____ Recorded data
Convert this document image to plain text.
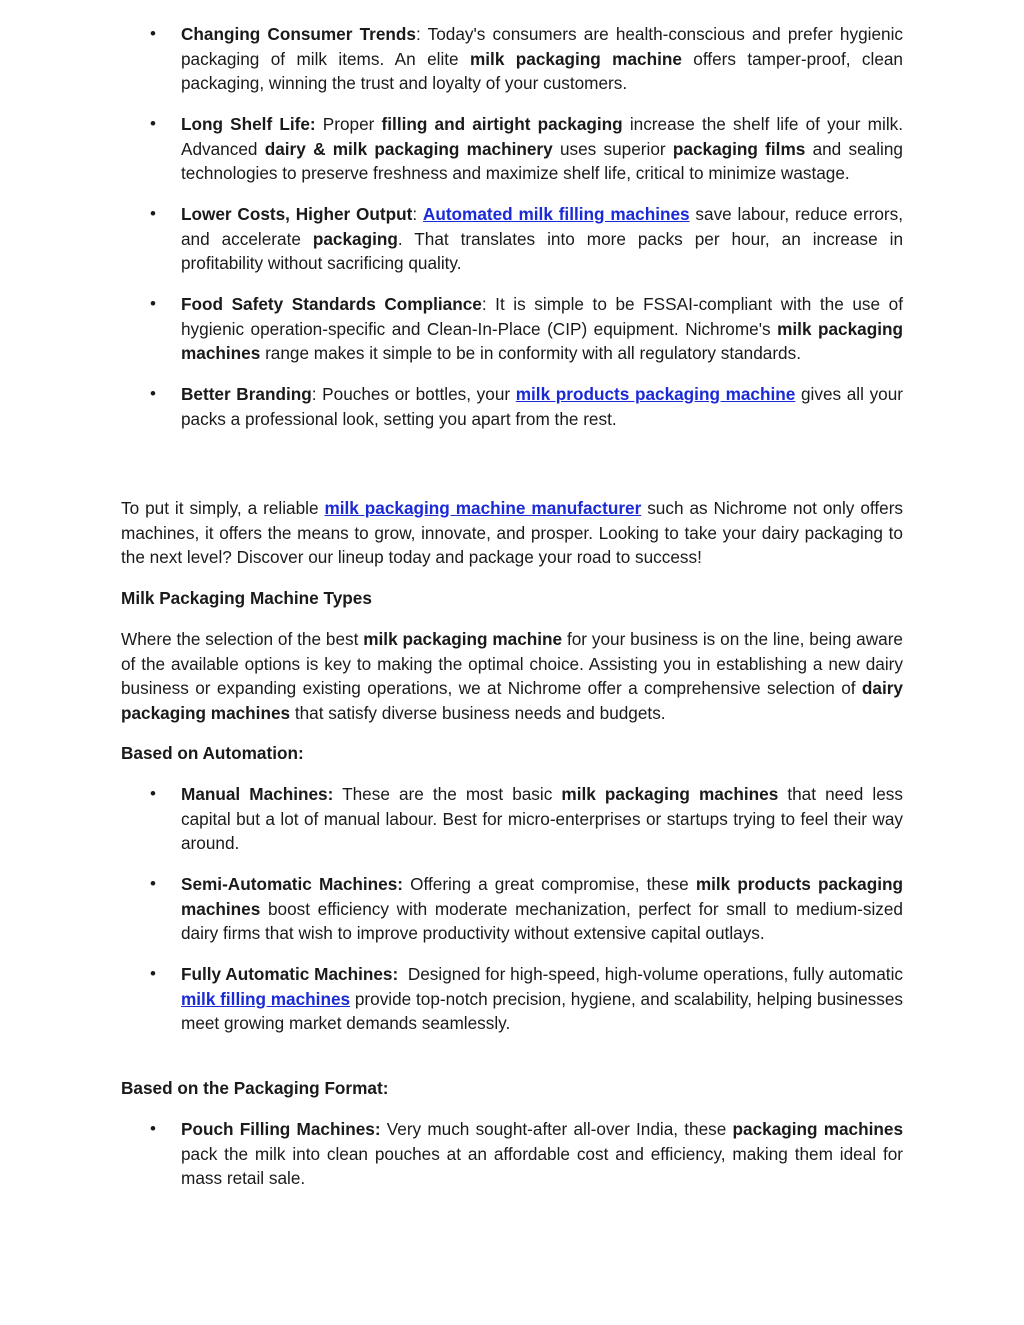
• Changing Consumer Trends: Today's consumers are health-conscious and prefer hygienic packaging of milk items. An elite milk packaging machine offers tamper-proof, clean packaging, winning the trust and loyalty of your customers.
• Long Shelf Life: Proper filling and airtight packaging increase the shelf life of your milk. Advanced dairy & milk packaging machinery uses superior packaging films and sealing technologies to preserve freshness and maximize shelf life, critical to minimize wastage.
• Lower Costs, Higher Output: Automated milk filling machines save labour, reduce errors, and accelerate packaging. That translates into more packs per hour, an increase in profitability without sacrificing quality.
• Food Safety Standards Compliance: It is simple to be FSSAI-compliant with the use of hygienic operation-specific and Clean-In-Place (CIP) equipment. Nichrome's milk packaging machines range makes it simple to be in conformity with all regulatory standards.
• Better Branding: Pouches or bottles, your milk products packaging machine gives all your packs a professional look, setting you apart from the rest.

To put it simply, a reliable milk packaging machine manufacturer such as Nichrome not only offers machines, it offers the means to grow, innovate, and prosper. Looking to take your dairy packaging to the next level? Discover our lineup today and package your road to success!

Milk Packaging Machine Types

Where the selection of the best milk packaging machine for your business is on the line, being aware of the available options is key to making the optimal choice. Assisting you in establishing a new dairy business or expanding existing operations, we at Nichrome offer a comprehensive selection of dairy packaging machines that satisfy diverse business needs and budgets.

Based on Automation:

• Manual Machines: These are the most basic milk packaging machines that need less capital but a lot of manual labour. Best for micro-enterprises or startups trying to feel their way around.
• Semi-Automatic Machines: Offering a great compromise, these milk products packaging machines boost efficiency with moderate mechanization, perfect for small to medium-sized dairy firms that wish to improve productivity without extensive capital outlays.
• Fully Automatic Machines:  Designed for high-speed, high-volume operations, fully automatic milk filling machines provide top-notch precision, hygiene, and scalability, helping businesses meet growing market demands seamlessly.

Based on the Packaging Format:

• Pouch Filling Machines: Very much sought-after all-over India, these packaging machines pack the milk into clean pouches at an affordable cost and efficiency, making them ideal for mass retail sale.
________
* Exercise instructions:
Check each line above for the word "Based", and copy the lines where it appears.

* Solution below:
Based on Automation:
Based on the Packaging Format:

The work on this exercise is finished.